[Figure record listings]
------------------------------------

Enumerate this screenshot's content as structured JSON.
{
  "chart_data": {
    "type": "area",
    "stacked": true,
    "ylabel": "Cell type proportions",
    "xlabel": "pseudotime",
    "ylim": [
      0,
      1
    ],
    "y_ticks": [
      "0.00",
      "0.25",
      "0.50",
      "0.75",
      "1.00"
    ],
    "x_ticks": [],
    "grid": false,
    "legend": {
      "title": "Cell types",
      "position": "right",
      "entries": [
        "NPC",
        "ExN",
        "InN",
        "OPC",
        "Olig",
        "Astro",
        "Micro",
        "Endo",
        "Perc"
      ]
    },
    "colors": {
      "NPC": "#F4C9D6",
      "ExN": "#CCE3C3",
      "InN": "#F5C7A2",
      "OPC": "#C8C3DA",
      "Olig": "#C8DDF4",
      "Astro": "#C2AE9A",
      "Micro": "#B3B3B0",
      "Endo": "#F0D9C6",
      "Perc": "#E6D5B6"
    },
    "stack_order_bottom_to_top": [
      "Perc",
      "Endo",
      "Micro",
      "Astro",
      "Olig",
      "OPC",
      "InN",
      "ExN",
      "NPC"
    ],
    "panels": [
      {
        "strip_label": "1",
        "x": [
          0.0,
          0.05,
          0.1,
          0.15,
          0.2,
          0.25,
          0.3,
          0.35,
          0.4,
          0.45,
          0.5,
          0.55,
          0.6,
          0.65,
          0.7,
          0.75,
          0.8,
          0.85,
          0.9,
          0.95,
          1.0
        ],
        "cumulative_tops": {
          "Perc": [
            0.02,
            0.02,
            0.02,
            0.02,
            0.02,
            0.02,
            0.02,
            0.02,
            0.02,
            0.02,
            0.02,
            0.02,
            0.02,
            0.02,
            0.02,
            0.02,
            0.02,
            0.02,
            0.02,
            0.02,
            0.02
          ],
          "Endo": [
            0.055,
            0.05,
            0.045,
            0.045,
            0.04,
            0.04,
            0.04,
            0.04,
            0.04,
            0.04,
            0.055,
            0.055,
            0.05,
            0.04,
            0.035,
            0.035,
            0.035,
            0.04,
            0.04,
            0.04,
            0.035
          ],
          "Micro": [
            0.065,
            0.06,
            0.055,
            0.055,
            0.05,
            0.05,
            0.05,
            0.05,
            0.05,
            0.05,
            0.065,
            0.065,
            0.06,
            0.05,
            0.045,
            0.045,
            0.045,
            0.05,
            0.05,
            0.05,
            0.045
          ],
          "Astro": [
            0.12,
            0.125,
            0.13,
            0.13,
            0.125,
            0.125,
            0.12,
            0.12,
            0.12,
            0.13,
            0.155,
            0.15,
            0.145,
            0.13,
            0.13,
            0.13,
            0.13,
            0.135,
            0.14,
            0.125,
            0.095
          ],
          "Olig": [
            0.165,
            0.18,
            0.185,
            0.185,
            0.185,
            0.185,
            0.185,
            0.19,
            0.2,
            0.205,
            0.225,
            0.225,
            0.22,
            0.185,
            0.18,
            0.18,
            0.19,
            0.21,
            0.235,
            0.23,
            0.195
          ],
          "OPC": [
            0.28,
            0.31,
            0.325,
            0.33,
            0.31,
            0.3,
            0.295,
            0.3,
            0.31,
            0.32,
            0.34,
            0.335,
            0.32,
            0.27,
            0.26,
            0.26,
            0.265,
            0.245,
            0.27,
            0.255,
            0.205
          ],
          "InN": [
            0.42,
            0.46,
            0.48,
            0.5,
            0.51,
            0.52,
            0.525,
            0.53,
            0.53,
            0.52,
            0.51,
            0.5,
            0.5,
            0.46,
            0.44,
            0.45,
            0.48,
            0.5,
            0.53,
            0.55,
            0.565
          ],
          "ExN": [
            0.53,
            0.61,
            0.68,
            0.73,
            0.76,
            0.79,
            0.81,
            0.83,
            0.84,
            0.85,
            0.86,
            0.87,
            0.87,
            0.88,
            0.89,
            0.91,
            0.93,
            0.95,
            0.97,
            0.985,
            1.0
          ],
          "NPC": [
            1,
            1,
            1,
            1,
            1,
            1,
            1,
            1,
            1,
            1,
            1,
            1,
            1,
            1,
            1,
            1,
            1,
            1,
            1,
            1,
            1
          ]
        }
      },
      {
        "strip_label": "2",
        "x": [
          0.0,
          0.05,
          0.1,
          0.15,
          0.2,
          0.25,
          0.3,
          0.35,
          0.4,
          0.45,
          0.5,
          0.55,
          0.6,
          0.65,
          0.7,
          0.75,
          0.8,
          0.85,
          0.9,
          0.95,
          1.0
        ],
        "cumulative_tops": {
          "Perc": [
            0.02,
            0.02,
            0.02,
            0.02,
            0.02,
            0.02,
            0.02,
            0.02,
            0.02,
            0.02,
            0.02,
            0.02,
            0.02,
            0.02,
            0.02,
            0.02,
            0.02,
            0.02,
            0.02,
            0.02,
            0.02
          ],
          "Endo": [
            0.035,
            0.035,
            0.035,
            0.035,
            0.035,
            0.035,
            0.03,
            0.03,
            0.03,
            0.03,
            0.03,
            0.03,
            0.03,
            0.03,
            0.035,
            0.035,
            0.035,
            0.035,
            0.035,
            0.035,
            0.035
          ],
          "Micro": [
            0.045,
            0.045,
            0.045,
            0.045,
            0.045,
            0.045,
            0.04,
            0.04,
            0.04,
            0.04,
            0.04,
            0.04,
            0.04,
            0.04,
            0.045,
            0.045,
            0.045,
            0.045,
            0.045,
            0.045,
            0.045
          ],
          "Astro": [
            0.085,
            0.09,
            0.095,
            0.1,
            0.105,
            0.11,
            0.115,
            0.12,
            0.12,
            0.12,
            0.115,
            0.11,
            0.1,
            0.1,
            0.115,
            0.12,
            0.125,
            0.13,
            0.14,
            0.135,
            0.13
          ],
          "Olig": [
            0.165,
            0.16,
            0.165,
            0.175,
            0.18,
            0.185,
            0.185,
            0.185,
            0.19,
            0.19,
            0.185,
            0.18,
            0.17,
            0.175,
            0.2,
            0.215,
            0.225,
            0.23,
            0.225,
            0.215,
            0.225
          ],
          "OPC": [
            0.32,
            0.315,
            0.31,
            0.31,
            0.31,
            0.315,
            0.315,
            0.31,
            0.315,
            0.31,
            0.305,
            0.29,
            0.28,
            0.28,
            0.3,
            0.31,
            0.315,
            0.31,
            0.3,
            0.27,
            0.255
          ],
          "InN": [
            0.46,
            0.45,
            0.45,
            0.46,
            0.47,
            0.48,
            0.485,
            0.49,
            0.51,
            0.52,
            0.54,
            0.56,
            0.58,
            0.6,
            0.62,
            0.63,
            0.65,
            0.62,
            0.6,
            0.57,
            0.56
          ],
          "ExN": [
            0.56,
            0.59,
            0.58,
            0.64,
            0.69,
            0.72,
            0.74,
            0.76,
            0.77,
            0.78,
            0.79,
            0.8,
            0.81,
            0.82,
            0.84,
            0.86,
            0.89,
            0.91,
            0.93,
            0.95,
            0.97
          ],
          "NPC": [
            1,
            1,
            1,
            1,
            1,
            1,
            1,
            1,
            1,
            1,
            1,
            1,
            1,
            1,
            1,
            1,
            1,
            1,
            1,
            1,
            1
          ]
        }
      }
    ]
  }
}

------------------------------------

● **Problem details**:
Repeat the material from above exactly, word for word.

● **Answer below**:
Enumerate this screenshot's content as structured JSON.
{
  "chart_data": {
    "type": "area",
    "stacked": true,
    "ylabel": "Cell type proportions",
    "xlabel": "pseudotime",
    "ylim": [
      0,
      1
    ],
    "y_ticks": [
      "0.00",
      "0.25",
      "0.50",
      "0.75",
      "1.00"
    ],
    "x_ticks": [],
    "grid": false,
    "legend": {
      "title": "Cell types",
      "position": "right",
      "entries": [
        "NPC",
        "ExN",
        "InN",
        "OPC",
        "Olig",
        "Astro",
        "Micro",
        "Endo",
        "Perc"
      ]
    },
    "colors": {
      "NPC": "#F4C9D6",
      "ExN": "#CCE3C3",
      "InN": "#F5C7A2",
      "OPC": "#C8C3DA",
      "Olig": "#C8DDF4",
      "Astro": "#C2AE9A",
      "Micro": "#B3B3B0",
      "Endo": "#F0D9C6",
      "Perc": "#E6D5B6"
    },
    "stack_order_bottom_to_top": [
      "Perc",
      "Endo",
      "Micro",
      "Astro",
      "Olig",
      "OPC",
      "InN",
      "ExN",
      "NPC"
    ],
    "panels": [
      {
        "strip_label": "1",
        "x": [
          0.0,
          0.05,
          0.1,
          0.15,
          0.2,
          0.25,
          0.3,
          0.35,
          0.4,
          0.45,
          0.5,
          0.55,
          0.6,
          0.65,
          0.7,
          0.75,
          0.8,
          0.85,
          0.9,
          0.95,
          1.0
        ],
        "cumulative_tops": {
          "Perc": [
            0.02,
            0.02,
            0.02,
            0.02,
            0.02,
            0.02,
            0.02,
            0.02,
            0.02,
            0.02,
            0.02,
            0.02,
            0.02,
            0.02,
            0.02,
            0.02,
            0.02,
            0.02,
            0.02,
            0.02,
            0.02
          ],
          "Endo": [
            0.055,
            0.05,
            0.045,
            0.045,
            0.04,
            0.04,
            0.04,
            0.04,
            0.04,
            0.04,
            0.055,
            0.055,
            0.05,
            0.04,
            0.035,
            0.035,
            0.035,
            0.04,
            0.04,
            0.04,
            0.035
          ],
          "Micro": [
            0.065,
            0.06,
            0.055,
            0.055,
            0.05,
            0.05,
            0.05,
            0.05,
            0.05,
            0.05,
            0.065,
            0.065,
            0.06,
            0.05,
            0.045,
            0.045,
            0.045,
            0.05,
            0.05,
            0.05,
            0.045
          ],
          "Astro": [
            0.12,
            0.125,
            0.13,
            0.13,
            0.125,
            0.125,
            0.12,
            0.12,
            0.12,
            0.13,
            0.155,
            0.15,
            0.145,
            0.13,
            0.13,
            0.13,
            0.13,
            0.135,
            0.14,
            0.125,
            0.095
          ],
          "Olig": [
            0.165,
            0.18,
            0.185,
            0.185,
            0.185,
            0.185,
            0.185,
            0.19,
            0.2,
            0.205,
            0.225,
            0.225,
            0.22,
            0.185,
            0.18,
            0.18,
            0.19,
            0.21,
            0.235,
            0.23,
            0.195
          ],
          "OPC": [
            0.28,
            0.31,
            0.325,
            0.33,
            0.31,
            0.3,
            0.295,
            0.3,
            0.31,
            0.32,
            0.34,
            0.335,
            0.32,
            0.27,
            0.26,
            0.26,
            0.265,
            0.245,
            0.27,
            0.255,
            0.205
          ],
          "InN": [
            0.42,
            0.46,
            0.48,
            0.5,
            0.51,
            0.52,
            0.525,
            0.53,
            0.53,
            0.52,
            0.51,
            0.5,
            0.5,
            0.46,
            0.44,
            0.45,
            0.48,
            0.5,
            0.53,
            0.55,
            0.565
          ],
          "ExN": [
            0.53,
            0.61,
            0.68,
            0.73,
            0.76,
            0.79,
            0.81,
            0.83,
            0.84,
            0.85,
            0.86,
            0.87,
            0.87,
            0.88,
            0.89,
            0.91,
            0.93,
            0.95,
            0.97,
            0.985,
            1.0
          ],
          "NPC": [
            1,
            1,
            1,
            1,
            1,
            1,
            1,
            1,
            1,
            1,
            1,
            1,
            1,
            1,
            1,
            1,
            1,
            1,
            1,
            1,
            1
          ]
        }
      },
      {
        "strip_label": "2",
        "x": [
          0.0,
          0.05,
          0.1,
          0.15,
          0.2,
          0.25,
          0.3,
          0.35,
          0.4,
          0.45,
          0.5,
          0.55,
          0.6,
          0.65,
          0.7,
          0.75,
          0.8,
          0.85,
          0.9,
          0.95,
          1.0
        ],
        "cumulative_tops": {
          "Perc": [
            0.02,
            0.02,
            0.02,
            0.02,
            0.02,
            0.02,
            0.02,
            0.02,
            0.02,
            0.02,
            0.02,
            0.02,
            0.02,
            0.02,
            0.02,
            0.02,
            0.02,
            0.02,
            0.02,
            0.02,
            0.02
          ],
          "Endo": [
            0.035,
            0.035,
            0.035,
            0.035,
            0.035,
            0.035,
            0.03,
            0.03,
            0.03,
            0.03,
            0.03,
            0.03,
            0.03,
            0.03,
            0.035,
            0.035,
            0.035,
            0.035,
            0.035,
            0.035,
            0.035
          ],
          "Micro": [
            0.045,
            0.045,
            0.045,
            0.045,
            0.045,
            0.045,
            0.04,
            0.04,
            0.04,
            0.04,
            0.04,
            0.04,
            0.04,
            0.04,
            0.045,
            0.045,
            0.045,
            0.045,
            0.045,
            0.045,
            0.045
          ],
          "Astro": [
            0.085,
            0.09,
            0.095,
            0.1,
            0.105,
            0.11,
            0.115,
            0.12,
            0.12,
            0.12,
            0.115,
            0.11,
            0.1,
            0.1,
            0.115,
            0.12,
            0.125,
            0.13,
            0.14,
            0.135,
            0.13
          ],
          "Olig": [
            0.165,
            0.16,
            0.165,
            0.175,
            0.18,
            0.185,
            0.185,
            0.185,
            0.19,
            0.19,
            0.185,
            0.18,
            0.17,
            0.175,
            0.2,
            0.215,
            0.225,
            0.23,
            0.225,
            0.215,
            0.225
          ],
          "OPC": [
            0.32,
            0.315,
            0.31,
            0.31,
            0.31,
            0.315,
            0.315,
            0.31,
            0.315,
            0.31,
            0.305,
            0.29,
            0.28,
            0.28,
            0.3,
            0.31,
            0.315,
            0.31,
            0.3,
            0.27,
            0.255
          ],
          "InN": [
            0.46,
            0.45,
            0.45,
            0.46,
            0.47,
            0.48,
            0.485,
            0.49,
            0.51,
            0.52,
            0.54,
            0.56,
            0.58,
            0.6,
            0.62,
            0.63,
            0.65,
            0.62,
            0.6,
            0.57,
            0.56
          ],
          "ExN": [
            0.56,
            0.59,
            0.58,
            0.64,
            0.69,
            0.72,
            0.74,
            0.76,
            0.77,
            0.78,
            0.79,
            0.8,
            0.81,
            0.82,
            0.84,
            0.86,
            0.89,
            0.91,
            0.93,
            0.95,
            0.97
          ],
          "NPC": [
            1,
            1,
            1,
            1,
            1,
            1,
            1,
            1,
            1,
            1,
            1,
            1,
            1,
            1,
            1,
            1,
            1,
            1,
            1,
            1,
            1
          ]
        }
      }
    ]
  }
}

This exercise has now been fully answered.